======== Data for processing ========
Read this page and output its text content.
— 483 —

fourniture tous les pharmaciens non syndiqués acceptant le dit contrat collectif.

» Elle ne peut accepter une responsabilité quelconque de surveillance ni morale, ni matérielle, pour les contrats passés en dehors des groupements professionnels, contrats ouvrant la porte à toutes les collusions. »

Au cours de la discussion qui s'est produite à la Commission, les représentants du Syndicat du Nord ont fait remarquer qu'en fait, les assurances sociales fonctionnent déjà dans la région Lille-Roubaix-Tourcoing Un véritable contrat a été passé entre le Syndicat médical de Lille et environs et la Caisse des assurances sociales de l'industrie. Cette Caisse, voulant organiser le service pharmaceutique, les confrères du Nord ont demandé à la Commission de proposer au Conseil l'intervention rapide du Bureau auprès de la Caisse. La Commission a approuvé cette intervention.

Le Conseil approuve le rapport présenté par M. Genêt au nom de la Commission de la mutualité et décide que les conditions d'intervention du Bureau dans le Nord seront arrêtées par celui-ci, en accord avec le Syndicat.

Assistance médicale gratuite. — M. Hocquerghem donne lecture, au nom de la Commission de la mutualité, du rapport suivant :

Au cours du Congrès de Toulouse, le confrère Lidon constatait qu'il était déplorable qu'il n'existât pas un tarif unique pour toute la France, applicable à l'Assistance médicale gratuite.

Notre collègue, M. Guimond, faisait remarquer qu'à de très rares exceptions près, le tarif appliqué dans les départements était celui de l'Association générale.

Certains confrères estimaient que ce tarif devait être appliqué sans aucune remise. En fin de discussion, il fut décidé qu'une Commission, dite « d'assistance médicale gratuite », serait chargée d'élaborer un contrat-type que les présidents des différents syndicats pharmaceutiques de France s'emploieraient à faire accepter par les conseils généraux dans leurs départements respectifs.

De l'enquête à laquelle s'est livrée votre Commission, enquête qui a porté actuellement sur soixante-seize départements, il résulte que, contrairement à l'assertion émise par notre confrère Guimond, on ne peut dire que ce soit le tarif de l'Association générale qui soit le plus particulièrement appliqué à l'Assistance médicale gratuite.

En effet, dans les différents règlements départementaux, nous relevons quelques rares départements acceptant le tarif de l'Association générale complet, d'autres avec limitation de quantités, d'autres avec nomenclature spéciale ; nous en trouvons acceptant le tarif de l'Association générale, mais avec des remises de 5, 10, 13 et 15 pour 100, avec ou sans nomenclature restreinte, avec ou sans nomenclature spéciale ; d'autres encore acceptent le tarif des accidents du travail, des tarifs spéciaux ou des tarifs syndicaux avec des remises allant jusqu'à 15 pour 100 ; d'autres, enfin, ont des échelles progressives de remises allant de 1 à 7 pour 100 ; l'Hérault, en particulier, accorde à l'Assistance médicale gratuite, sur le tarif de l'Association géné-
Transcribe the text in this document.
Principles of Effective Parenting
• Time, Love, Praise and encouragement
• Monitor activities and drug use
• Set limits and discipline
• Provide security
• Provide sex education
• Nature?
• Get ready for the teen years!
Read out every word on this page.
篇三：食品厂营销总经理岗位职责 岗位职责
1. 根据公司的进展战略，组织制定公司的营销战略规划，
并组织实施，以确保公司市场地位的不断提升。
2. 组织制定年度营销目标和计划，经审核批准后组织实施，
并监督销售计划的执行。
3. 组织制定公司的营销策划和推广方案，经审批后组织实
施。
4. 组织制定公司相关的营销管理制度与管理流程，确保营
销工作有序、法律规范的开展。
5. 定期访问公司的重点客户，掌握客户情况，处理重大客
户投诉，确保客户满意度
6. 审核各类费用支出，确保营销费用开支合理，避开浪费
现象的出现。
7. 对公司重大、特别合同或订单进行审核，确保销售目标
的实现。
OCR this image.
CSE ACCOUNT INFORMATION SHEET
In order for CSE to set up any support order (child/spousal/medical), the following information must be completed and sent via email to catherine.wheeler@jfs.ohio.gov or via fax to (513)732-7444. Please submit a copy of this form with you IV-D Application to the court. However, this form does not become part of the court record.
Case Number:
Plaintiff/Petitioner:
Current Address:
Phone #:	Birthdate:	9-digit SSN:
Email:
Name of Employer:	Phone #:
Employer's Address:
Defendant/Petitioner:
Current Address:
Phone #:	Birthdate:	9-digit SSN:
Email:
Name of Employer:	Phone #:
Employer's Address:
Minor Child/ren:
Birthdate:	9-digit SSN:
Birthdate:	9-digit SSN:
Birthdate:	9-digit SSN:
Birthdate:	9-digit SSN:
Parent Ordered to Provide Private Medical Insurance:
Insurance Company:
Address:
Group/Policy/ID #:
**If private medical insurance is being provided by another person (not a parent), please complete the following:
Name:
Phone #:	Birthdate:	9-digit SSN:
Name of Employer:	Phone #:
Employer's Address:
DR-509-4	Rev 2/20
========
Task to carry out
Each record above must be given again exactly.

Solution to the problem
Read this page and output its text content.
— 483 —

fourniture tous les pharmaciens non syndiqués acceptant le dit contrat collectif.

» Elle ne peut accepter une responsabilité quelconque de surveillance ni morale, ni matérielle, pour les contrats passés en dehors des groupements professionnels, contrats ouvrant la porte à toutes les collusions. »

Au cours de la discussion qui s'est produite à la Commission, les représentants du Syndicat du Nord ont fait remarquer qu'en fait, les assurances sociales fonctionnent déjà dans la région Lille-Roubaix-Tourcoing Un véritable contrat a été passé entre le Syndicat médical de Lille et environs et la Caisse des assurances sociales de l'industrie. Cette Caisse, voulant organiser le service pharmaceutique, les confrères du Nord ont demandé à la Commission de proposer au Conseil l'intervention rapide du Bureau auprès de la Caisse. La Commission a approuvé cette intervention.

Le Conseil approuve le rapport présenté par M. Genêt au nom de la Commission de la mutualité et décide que les conditions d'intervention du Bureau dans le Nord seront arrêtées par celui-ci, en accord avec le Syndicat.

Assistance médicale gratuite. — M. Hocquerghem donne lecture, au nom de la Commission de la mutualité, du rapport suivant :

Au cours du Congrès de Toulouse, le confrère Lidon constatait qu'il était déplorable qu'il n'existât pas un tarif unique pour toute la France, applicable à l'Assistance médicale gratuite.

Notre collègue, M. Guimond, faisait remarquer qu'à de très rares exceptions près, le tarif appliqué dans les départements était celui de l'Association générale.

Certains confrères estimaient que ce tarif devait être appliqué sans aucune remise. En fin de discussion, il fut décidé qu'une Commission, dite « d'assistance médicale gratuite », serait chargée d'élaborer un contrat-type que les présidents des différents syndicats pharmaceutiques de France s'emploieraient à faire accepter par les conseils généraux dans leurs départements respectifs.

De l'enquête à laquelle s'est livrée votre Commission, enquête qui a porté actuellement sur soixante-seize départements, il résulte que, contrairement à l'assertion émise par notre confrère Guimond, on ne peut dire que ce soit le tarif de l'Association générale qui soit le plus particulièrement appliqué à l'Assistance médicale gratuite.

En effet, dans les différents règlements départementaux, nous relevons quelques rares départements acceptant le tarif de l'Association générale complet, d'autres avec limitation de quantités, d'autres avec nomenclature spéciale ; nous en trouvons acceptant le tarif de l'Association générale, mais avec des remises de 5, 10, 13 et 15 pour 100, avec ou sans nomenclature restreinte, avec ou sans nomenclature spéciale ; d'autres encore acceptent le tarif des accidents du travail, des tarifs spéciaux ou des tarifs syndicaux avec des remises allant jusqu'à 15 pour 100 ; d'autres, enfin, ont des échelles progressives de remises allant de 1 à 7 pour 100 ; l'Hérault, en particulier, accorde à l'Assistance médicale gratuite, sur le tarif de l'Association géné-
Transcribe the text in this document.
Principles of Effective Parenting
• Time, Love, Praise and encouragement
• Monitor activities and drug use
• Set limits and discipline
• Provide security
• Provide sex education
• Nature?
• Get ready for the teen years!
Read out every word on this page.
篇三：食品厂营销总经理岗位职责 岗位职责
1. 根据公司的进展战略，组织制定公司的营销战略规划，
并组织实施，以确保公司市场地位的不断提升。
2. 组织制定年度营销目标和计划，经审核批准后组织实施，
并监督销售计划的执行。
3. 组织制定公司的营销策划和推广方案，经审批后组织实
施。
4. 组织制定公司相关的营销管理制度与管理流程，确保营
销工作有序、法律规范的开展。
5. 定期访问公司的重点客户，掌握客户情况，处理重大客
户投诉，确保客户满意度
6. 审核各类费用支出，确保营销费用开支合理，避开浪费
现象的出现。
7. 对公司重大、特别合同或订单进行审核，确保销售目标
的实现。
OCR this image.
CSE ACCOUNT INFORMATION SHEET
In order for CSE to set up any support order (child/spousal/medical), the following information must be completed and sent via email to catherine.wheeler@jfs.ohio.gov or via fax to (513)732-7444. Please submit a copy of this form with you IV-D Application to the court. However, this form does not become part of the court record.
Case Number:
Plaintiff/Petitioner:
Current Address:
Phone #:	Birthdate:	9-digit SSN:
Email:
Name of Employer:	Phone #:
Employer's Address:
Defendant/Petitioner:
Current Address:
Phone #:	Birthdate:	9-digit SSN:
Email:
Name of Employer:	Phone #:
Employer's Address:
Minor Child/ren:
Birthdate:	9-digit SSN:
Birthdate:	9-digit SSN:
Birthdate:	9-digit SSN:
Birthdate:	9-digit SSN:
Parent Ordered to Provide Private Medical Insurance:
Insurance Company:
Address:
Group/Policy/ID #:
**If private medical insurance is being provided by another person (not a parent), please complete the following:
Name:
Phone #:	Birthdate:	9-digit SSN:
Name of Employer:	Phone #:
Employer's Address:
DR-509-4	Rev 2/20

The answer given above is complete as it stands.